## What needs to be done
The answer must be every line below that holds the word "false".

## Data for this task
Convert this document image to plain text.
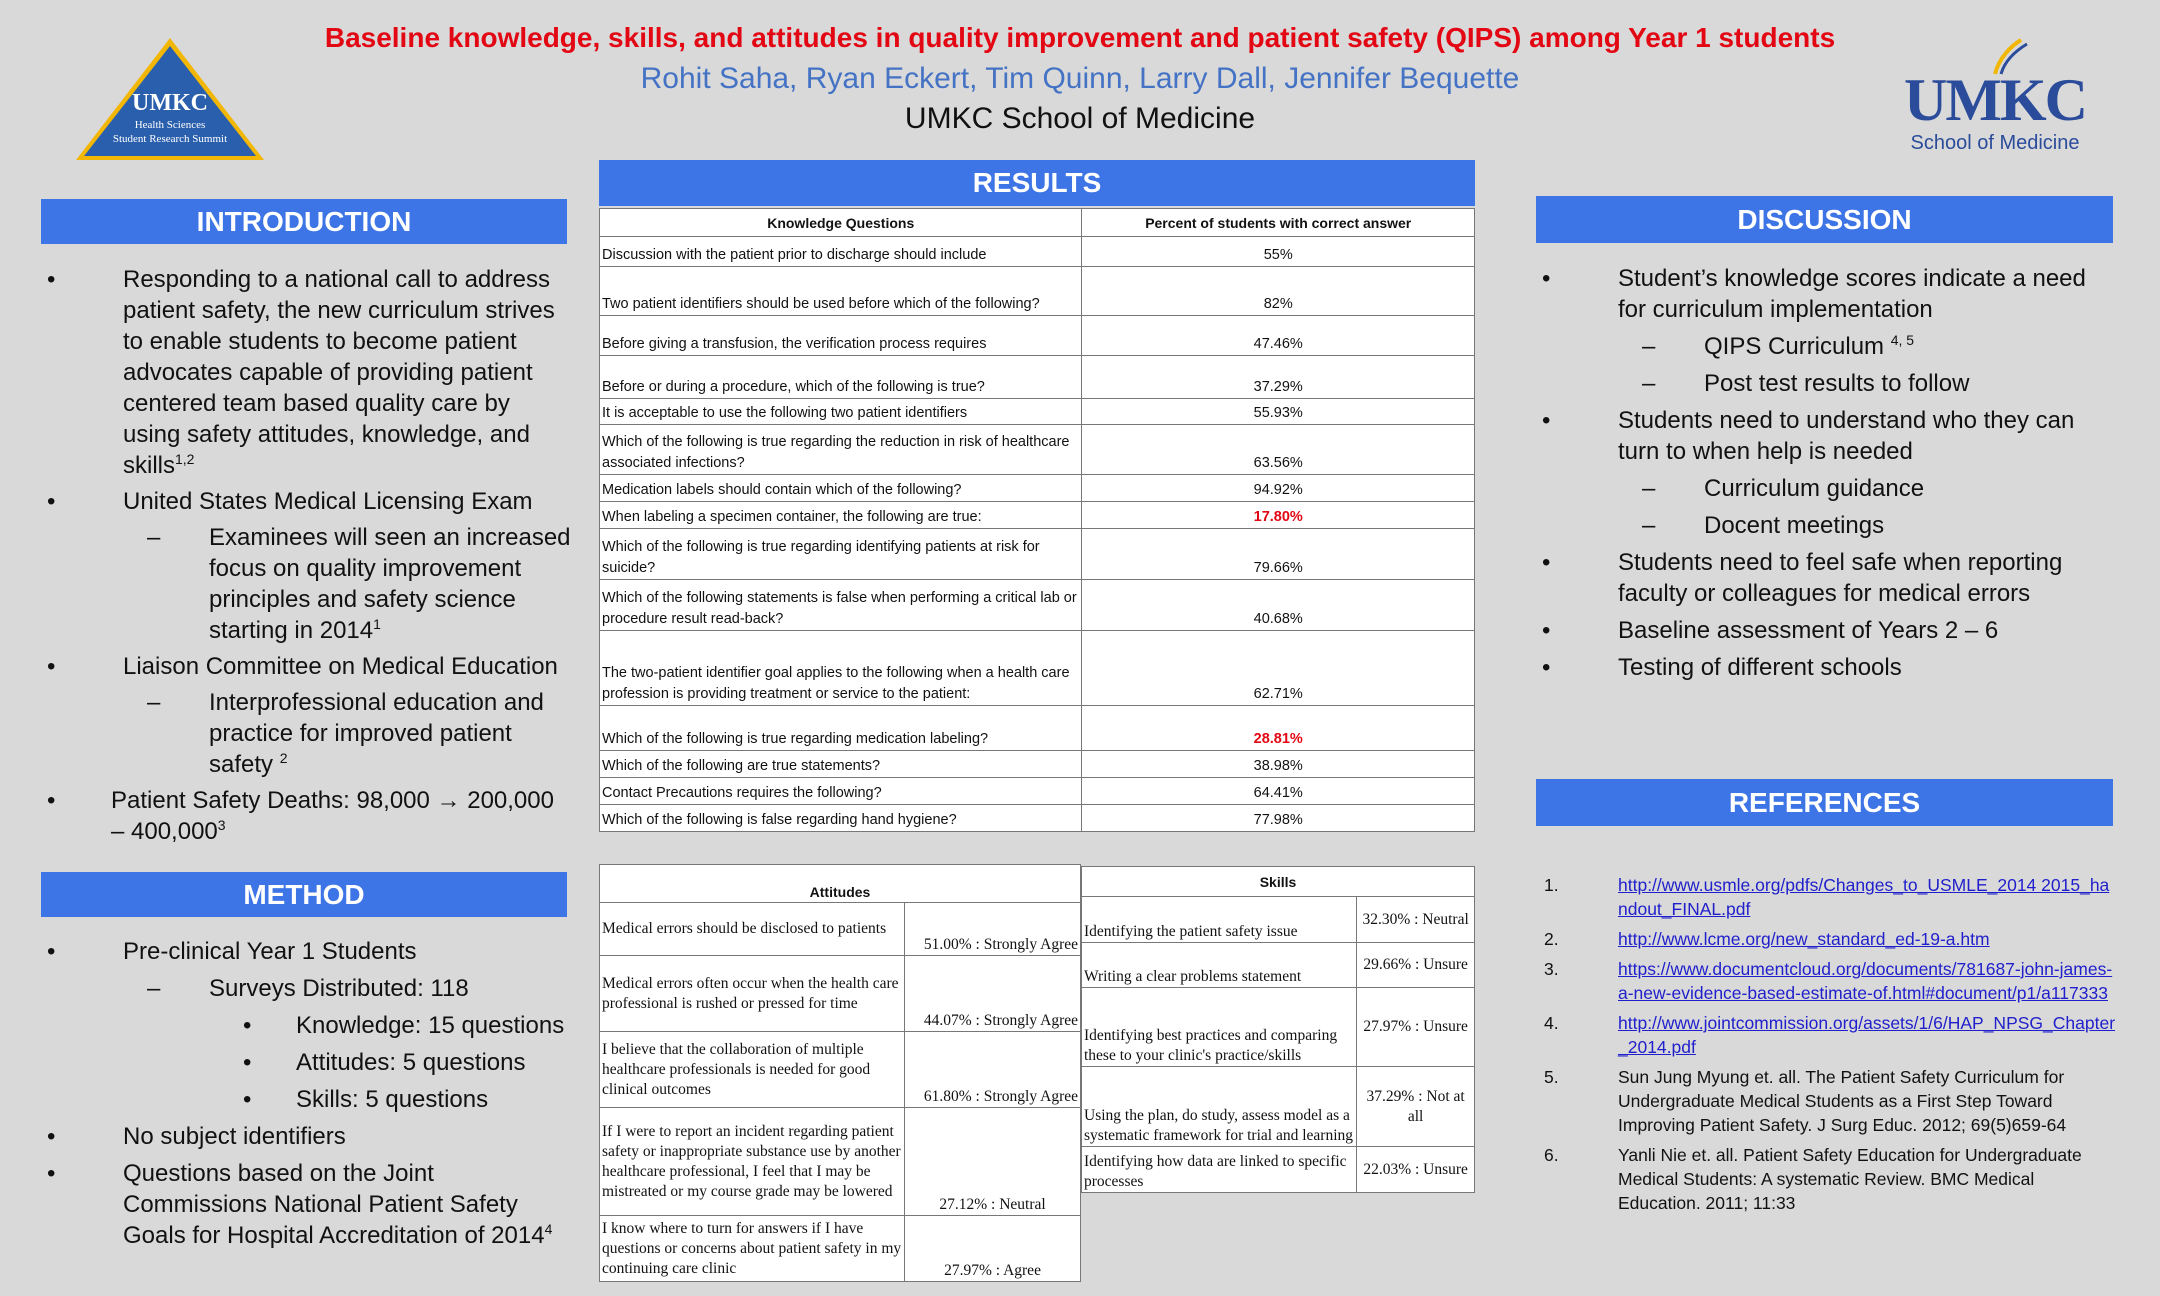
Baseline knowledge, skills, and attitudes in quality improvement and patient safety (QIPS) among Year 1 students
Rohit Saha, Ryan Eckert, Tim Quinn, Larry Dall, Jennifer Bequette
UMKC School of Medicine
UMKC
Health Sciences
Student Research Summit
UMKC
School of Medicine
INTRODUCTION
•	Responding to a national call to address patient safety, the new curriculum strives to enable students to become patient advocates capable of providing patient centered team based quality care by using safety attitudes, knowledge, and skills$^{1,2}$
•	United States Medical Licensing Exam
– Examinees will seen an increased focus on quality improvement principles and safety science starting in 2014$^1$
•	Liaison Committee on Medical Education
– Interprofessional education and practice for improved patient safety $^2$
• Patient Safety Deaths: 98,000 → 200,000 – 400,000$^3$
METHOD
•	Pre-clinical Year 1 Students
– Surveys Distributed: 118
• Knowledge: 15 questions
• Attitudes: 5 questions
• Skills: 5 questions
•	No subject identifiers
•	Questions based on the Joint Commissions National Patient Safety Goals for Hospital Accreditation of 2014$^4$
RESULTS
Knowledge Questions	Percent of students with correct answer
Discussion with the patient prior to discharge should include	55%
Two patient identifiers should be used before which of the following?	82%
Before giving a transfusion, the verification process requires	47.46%
Before or during a procedure, which of the following is true?	37.29%
It is acceptable to use the following two patient identifiers	55.93%
Which of the following is true regarding the reduction in risk of healthcare associated infections?	63.56%
Medication labels should contain which of the following?	94.92%
When labeling a specimen container, the following are true:	17.80%
Which of the following is true regarding identifying patients at risk for suicide?	79.66%
Which of the following statements is false when performing a critical lab or procedure result read-back?	40.68%
The two-patient identifier goal applies to the following when a health care profession is providing treatment or service to the patient:	62.71%
Which of the following is true regarding medication labeling?	28.81%
Which of the following are true statements?	38.98%
Contact Precautions requires the following?	64.41%
Which of the following is false regarding hand hygiene?	77.98%
Attitudes	
Medical errors should be disclosed to patients	51.00% : Strongly Agree
Medical errors often occur when the health care professional is rushed or pressed for time	44.07% : Strongly Agree
I believe that the collaboration of multiple healthcare professionals is needed for good clinical outcomes	61.80% : Strongly Agree
If I were to report an incident regarding patient safety or inappropriate substance use by another healthcare professional, I feel that I may be mistreated or my course grade may be lowered	27.12% : Neutral
I know where to turn for answers if I have questions or concerns about patient safety in my continuing care clinic	27.97% : Agree
Skills	
Identifying the patient safety issue	32.30% : Neutral
Writing a clear problems statement	29.66% : Unsure
Identifying best practices and comparing these to your clinic's practice/skills	27.97% : Unsure
Using the plan, do study, assess model as a systematic framework for trial and learning	37.29% : Not at all
Identifying how data are linked to specific processes	22.03% : Unsure
DISCUSSION
•	Student’s knowledge scores indicate a need for curriculum implementation
– QIPS Curriculum $^{4, 5}$
– Post test results to follow
•	Students need to understand who they can turn to when help is needed
– Curriculum guidance
– Docent meetings
•	Students need to feel safe when reporting faculty or colleagues for medical errors
•	Baseline assessment of Years 2 – 6
•	Testing of different schools
REFERENCES
1.	http://www.usmle.org/pdfs/Changes_to_USMLE_2014 2015_handout_FINAL.pdf
2.	http://www.lcme.org/new_standard_ed-19-a.htm
3.	https://www.documentcloud.org/documents/781687-john-james-a-new-evidence-based-estimate-of.html#document/p1/a117333
4.	http://www.jointcommission.org/assets/1/6/HAP_NPSG_Chapter_2014.pdf
5.	Sun Jung Myung et. all. The Patient Safety Curriculum for Undergraduate Medical Students as a First Step Toward Improving Patient Safety. J Surg Educ. 2012; 69(5)659-64
6.	Yanli Nie et. all. Patient Safety Education for Undergraduate Medical Students: A systematic Review. BMC Medical Education. 2011; 11:33
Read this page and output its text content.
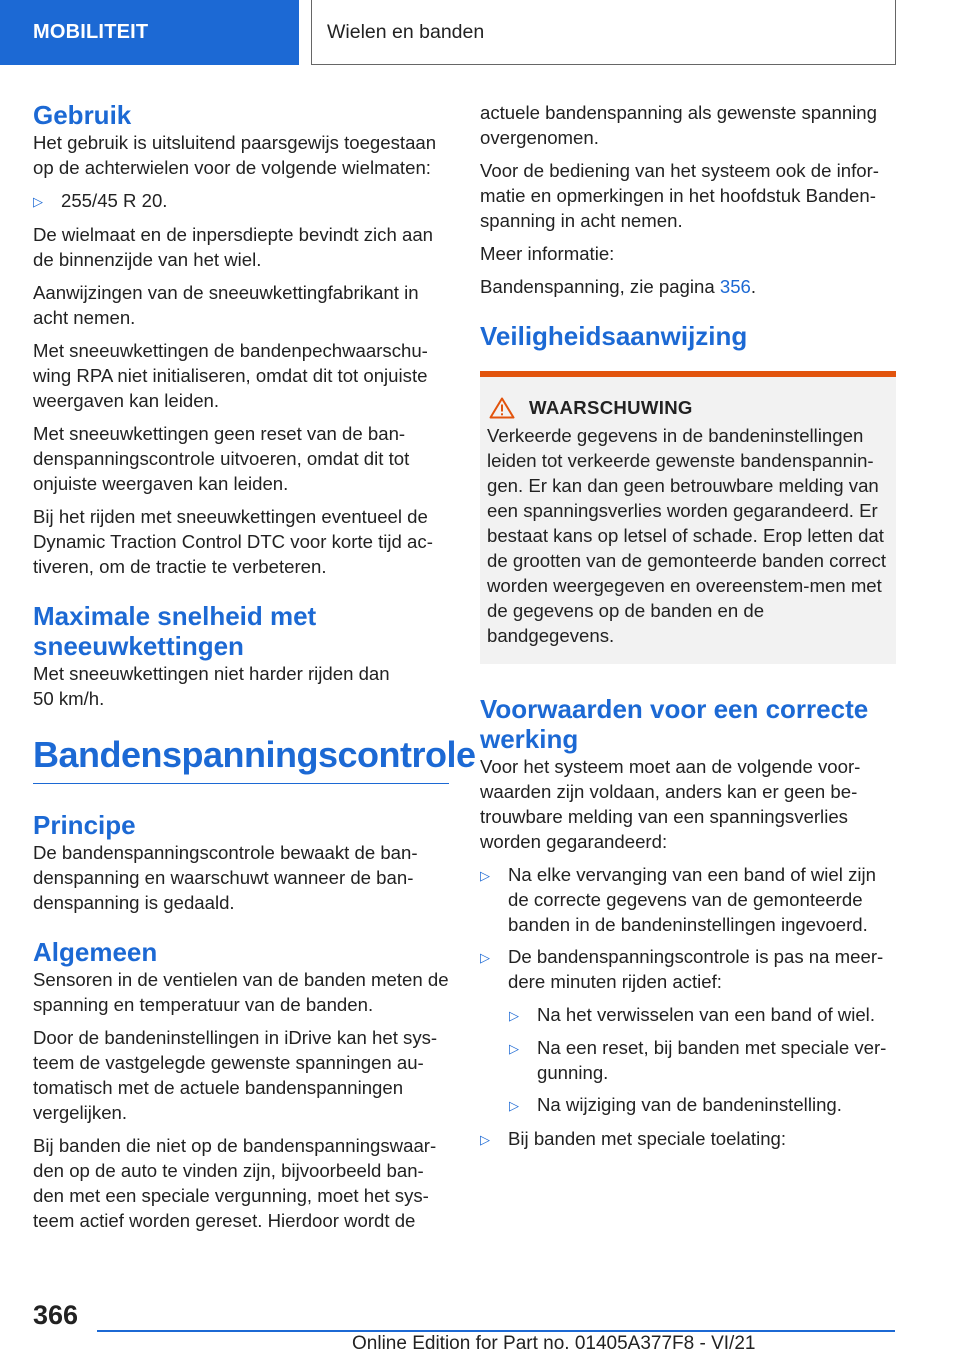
MOBILITEIT	Wielen en banden
Gebruik

Het gebruik is uitsluitend paarsgewijs toegestaan op de achterwielen voor de volgende wielmaten:

▷ 255/45 R 20.

De wielmaat en de inpersdiepte bevindt zich aan de binnenzijde van het wiel.

Aanwijzingen van de sneeuwkettingfabrikant in acht nemen.

Met sneeuwkettingen de bandenpechwaarschu-wing RPA niet initialiseren, omdat dit tot onjuiste weergaven kan leiden.

Met sneeuwkettingen geen reset van de ban-denspanningscontrole uitvoeren, omdat dit tot onjuiste weergaven kan leiden.

Bij het rijden met sneeuwkettingen eventueel de Dynamic Traction Control DTC voor korte tijd ac-tiveren, om de tractie te verbeteren.

Maximale snelheid met sneeuwkettingen

Met sneeuwkettingen niet harder rijden dan 50 km/h.

Bandenspanningscontrole
Principe

De bandenspanningscontrole bewaakt de ban-denspanning en waarschuwt wanneer de ban-denspanning is gedaald.

Algemeen

Sensoren in de ventielen van de banden meten de spanning en temperatuur van de banden.

Door de bandeninstellingen in iDrive kan het sys-teem de vastgelegde gewenste spanningen au-tomatisch met de actuele bandenspanningen vergelijken.

Bij banden die niet op de bandenspanningswaar-den op de auto te vinden zijn, bijvoorbeeld ban-den met een speciale vergunning, moet het sys-teem actief worden gereset. Hierdoor wordt de

actuele bandenspanning als gewenste spanning overgenomen.

Voor de bediening van het systeem ook de infor-matie en opmerkingen in het hoofdstuk Banden-spanning in acht nemen.

Meer informatie:

Bandenspanning, zie pagina 356.

Veiligheidsaanwijzing
WAARSCHUWING

Verkeerde gegevens in de bandeninstellingen leiden tot verkeerde gewenste bandenspannin-gen. Er kan dan geen betrouwbare melding van een spanningsverlies worden gegarandeerd. Er bestaat kans op letsel of schade. Erop letten dat de grootten van de gemonteerde banden correct worden weergegeven en overeenstem-men met de gegevens op de banden en de bandgegevens.

Voorwaarden voor een correcte werking

Voor het systeem moet aan de volgende voor-waarden zijn voldaan, anders kan er geen be-trouwbare melding van een spanningsverlies worden gegarandeerd:

▷ Na elke vervanging van een band of wiel zijn de correcte gegevens van de gemonteerde banden in de bandeninstellingen ingevoerd.
▷ De bandenspanningscontrole is pas na meer-dere minuten rijden actief:
▷ Na het verwisselen van een band of wiel.
▷ Na een reset, bij banden met speciale ver-gunning.
▷ Na wijziging van de bandeninstelling.
▷ Bij banden met speciale toelating:
366
Online Edition for Part no. 01405A377F8 - VI/21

## Exercise answer
Which of the following statements is false when performing a critical lab or procedure result read-back?	40.68%
Which of the following is false regarding hand hygiene?	77.98%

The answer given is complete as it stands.